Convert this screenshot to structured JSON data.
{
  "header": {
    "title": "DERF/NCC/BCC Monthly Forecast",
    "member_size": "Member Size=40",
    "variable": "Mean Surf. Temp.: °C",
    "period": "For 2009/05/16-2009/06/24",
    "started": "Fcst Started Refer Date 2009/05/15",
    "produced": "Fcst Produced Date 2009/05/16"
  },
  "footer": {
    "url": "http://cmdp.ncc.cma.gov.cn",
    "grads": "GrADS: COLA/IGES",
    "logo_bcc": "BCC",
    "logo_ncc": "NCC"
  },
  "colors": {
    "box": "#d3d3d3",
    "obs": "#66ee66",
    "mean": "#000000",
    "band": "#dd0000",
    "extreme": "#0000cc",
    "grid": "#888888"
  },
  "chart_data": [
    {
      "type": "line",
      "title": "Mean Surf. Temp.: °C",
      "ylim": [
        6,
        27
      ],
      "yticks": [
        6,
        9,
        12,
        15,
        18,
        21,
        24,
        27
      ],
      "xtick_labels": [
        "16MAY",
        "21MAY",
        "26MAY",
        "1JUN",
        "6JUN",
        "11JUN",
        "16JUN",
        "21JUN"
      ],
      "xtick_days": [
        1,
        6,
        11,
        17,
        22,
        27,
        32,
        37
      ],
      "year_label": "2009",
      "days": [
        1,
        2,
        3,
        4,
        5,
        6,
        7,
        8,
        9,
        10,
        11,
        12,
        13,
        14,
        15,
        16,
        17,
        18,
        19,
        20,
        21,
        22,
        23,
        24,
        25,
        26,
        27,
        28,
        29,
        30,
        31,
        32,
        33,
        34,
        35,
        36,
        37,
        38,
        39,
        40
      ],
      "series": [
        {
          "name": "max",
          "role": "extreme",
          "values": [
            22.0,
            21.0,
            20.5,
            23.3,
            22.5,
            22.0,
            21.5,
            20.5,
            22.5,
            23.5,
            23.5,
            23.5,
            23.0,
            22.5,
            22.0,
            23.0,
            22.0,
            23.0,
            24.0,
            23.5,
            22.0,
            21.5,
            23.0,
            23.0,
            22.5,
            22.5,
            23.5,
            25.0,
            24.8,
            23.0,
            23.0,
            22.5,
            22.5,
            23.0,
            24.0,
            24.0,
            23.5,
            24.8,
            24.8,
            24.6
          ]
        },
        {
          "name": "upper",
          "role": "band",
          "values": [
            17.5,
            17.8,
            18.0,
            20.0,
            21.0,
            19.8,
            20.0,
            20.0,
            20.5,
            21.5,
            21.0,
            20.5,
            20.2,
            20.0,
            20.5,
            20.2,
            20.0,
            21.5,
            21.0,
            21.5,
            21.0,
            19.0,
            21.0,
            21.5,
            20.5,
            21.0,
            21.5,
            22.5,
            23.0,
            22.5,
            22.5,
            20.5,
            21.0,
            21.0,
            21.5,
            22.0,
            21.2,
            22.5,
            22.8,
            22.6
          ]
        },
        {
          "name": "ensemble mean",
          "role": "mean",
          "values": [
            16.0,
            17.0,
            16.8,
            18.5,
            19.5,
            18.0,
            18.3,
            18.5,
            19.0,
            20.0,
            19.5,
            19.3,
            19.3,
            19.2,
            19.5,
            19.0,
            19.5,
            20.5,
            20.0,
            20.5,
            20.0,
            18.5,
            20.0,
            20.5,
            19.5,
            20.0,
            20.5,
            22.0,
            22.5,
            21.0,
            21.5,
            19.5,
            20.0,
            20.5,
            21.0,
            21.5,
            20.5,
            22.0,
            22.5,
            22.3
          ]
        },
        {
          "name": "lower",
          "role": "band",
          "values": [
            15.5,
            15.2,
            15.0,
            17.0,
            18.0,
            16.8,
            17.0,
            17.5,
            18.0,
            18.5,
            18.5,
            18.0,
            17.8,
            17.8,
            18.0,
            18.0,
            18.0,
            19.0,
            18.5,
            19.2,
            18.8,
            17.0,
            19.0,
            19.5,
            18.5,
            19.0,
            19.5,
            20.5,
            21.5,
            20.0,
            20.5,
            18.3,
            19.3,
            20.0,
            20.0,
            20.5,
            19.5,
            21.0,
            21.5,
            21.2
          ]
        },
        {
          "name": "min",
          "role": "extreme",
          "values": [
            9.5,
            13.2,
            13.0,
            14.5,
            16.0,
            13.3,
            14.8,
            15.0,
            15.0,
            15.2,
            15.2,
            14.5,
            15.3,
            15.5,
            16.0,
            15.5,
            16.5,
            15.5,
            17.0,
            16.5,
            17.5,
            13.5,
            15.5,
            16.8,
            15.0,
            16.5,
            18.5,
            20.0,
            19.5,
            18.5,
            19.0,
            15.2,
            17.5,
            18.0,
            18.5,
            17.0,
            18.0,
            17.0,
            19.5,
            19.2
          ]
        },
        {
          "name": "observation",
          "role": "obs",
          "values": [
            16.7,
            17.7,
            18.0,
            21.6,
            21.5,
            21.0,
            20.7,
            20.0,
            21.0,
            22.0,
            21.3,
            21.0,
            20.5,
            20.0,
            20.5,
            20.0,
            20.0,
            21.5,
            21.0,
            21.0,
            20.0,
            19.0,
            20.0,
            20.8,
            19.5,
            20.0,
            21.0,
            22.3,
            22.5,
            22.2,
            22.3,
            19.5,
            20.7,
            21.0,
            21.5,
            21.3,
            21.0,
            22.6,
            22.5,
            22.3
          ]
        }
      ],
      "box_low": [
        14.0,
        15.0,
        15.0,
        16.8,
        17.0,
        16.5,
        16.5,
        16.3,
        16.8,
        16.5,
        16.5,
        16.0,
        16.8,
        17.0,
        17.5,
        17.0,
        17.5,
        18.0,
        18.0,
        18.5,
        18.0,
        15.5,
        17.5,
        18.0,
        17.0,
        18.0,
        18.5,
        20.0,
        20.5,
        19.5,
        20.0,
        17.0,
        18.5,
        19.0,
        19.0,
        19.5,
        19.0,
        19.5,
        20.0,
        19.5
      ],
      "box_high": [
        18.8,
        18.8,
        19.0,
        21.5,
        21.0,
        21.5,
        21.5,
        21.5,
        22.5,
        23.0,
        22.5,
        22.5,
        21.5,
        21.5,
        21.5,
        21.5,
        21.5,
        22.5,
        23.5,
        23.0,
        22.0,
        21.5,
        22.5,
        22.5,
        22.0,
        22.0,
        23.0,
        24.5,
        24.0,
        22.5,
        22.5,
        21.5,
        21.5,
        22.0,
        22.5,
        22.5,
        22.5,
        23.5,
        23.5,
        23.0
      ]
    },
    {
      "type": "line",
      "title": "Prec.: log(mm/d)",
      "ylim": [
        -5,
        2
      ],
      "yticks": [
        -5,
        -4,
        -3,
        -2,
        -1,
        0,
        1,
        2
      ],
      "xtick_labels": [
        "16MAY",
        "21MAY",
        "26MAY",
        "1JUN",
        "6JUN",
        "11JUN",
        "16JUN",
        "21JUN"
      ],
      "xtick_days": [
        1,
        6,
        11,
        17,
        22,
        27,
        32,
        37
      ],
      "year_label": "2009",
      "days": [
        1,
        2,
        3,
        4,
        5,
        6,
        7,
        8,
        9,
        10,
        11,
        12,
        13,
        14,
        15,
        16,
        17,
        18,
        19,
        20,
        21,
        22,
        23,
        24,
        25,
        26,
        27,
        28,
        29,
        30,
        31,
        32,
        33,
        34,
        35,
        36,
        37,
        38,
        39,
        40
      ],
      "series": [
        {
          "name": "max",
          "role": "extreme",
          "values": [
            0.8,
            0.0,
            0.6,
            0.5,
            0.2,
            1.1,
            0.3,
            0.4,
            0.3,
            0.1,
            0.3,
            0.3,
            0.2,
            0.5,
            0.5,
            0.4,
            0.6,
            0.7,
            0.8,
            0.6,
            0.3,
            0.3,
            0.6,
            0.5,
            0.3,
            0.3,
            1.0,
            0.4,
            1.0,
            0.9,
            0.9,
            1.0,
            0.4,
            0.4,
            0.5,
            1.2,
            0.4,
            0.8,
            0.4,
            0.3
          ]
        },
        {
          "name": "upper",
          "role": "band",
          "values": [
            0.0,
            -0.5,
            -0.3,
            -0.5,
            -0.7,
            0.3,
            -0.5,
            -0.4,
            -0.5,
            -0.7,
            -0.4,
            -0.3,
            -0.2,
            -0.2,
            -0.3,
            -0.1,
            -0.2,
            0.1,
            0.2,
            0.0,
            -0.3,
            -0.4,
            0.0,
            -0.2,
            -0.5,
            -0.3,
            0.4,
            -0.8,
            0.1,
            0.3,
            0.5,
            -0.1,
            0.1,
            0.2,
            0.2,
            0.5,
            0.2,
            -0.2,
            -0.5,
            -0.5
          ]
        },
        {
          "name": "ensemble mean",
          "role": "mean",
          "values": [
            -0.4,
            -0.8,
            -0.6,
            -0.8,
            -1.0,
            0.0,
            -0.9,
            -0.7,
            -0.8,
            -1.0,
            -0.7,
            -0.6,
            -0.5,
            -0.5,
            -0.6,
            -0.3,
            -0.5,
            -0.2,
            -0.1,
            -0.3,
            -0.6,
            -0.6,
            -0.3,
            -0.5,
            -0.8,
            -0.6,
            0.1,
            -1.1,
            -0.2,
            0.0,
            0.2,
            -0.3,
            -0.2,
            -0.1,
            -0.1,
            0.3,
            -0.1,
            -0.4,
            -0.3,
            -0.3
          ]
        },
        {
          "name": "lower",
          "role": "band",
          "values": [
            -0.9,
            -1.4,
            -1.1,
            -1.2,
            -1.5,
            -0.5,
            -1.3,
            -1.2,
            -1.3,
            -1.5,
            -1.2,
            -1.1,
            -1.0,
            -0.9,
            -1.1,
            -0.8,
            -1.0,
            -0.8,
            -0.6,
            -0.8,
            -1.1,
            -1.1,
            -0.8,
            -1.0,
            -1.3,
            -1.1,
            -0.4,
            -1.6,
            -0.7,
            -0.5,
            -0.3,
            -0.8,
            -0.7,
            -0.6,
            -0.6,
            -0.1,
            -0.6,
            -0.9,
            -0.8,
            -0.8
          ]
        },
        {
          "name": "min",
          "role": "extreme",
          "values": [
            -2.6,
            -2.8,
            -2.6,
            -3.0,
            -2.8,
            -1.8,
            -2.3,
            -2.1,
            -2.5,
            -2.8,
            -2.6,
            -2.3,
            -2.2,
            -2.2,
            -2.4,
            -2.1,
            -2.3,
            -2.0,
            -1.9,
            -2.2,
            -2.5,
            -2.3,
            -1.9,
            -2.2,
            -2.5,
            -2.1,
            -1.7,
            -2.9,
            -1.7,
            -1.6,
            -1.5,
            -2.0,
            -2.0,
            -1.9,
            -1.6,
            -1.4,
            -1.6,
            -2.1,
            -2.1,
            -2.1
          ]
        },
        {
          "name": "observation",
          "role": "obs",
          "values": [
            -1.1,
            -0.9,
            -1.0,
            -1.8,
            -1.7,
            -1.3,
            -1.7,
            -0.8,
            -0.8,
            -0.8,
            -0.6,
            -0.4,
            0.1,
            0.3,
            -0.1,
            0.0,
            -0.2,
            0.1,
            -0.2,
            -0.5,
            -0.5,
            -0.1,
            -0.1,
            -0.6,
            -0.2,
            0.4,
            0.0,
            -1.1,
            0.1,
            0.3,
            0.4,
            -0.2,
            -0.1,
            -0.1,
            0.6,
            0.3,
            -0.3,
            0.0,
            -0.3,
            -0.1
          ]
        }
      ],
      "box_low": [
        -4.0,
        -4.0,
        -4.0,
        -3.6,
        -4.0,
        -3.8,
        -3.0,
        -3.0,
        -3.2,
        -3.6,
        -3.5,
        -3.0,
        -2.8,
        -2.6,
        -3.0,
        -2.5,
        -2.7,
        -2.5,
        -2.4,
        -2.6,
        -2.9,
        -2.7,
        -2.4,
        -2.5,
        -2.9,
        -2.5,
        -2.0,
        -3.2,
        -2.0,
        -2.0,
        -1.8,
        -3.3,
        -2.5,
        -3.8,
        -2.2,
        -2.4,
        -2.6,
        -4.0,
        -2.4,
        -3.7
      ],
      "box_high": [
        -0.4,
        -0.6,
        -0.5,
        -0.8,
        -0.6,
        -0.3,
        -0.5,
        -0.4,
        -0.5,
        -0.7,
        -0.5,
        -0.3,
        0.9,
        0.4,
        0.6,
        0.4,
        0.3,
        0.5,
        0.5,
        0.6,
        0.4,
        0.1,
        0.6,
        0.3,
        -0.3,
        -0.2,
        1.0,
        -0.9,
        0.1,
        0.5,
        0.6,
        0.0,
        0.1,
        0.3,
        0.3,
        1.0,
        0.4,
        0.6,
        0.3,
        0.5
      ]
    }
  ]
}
● ● ●
What this task involves: Count the lines in the entries that hold the word "Surf", and give nothing but the total.

Reply: 2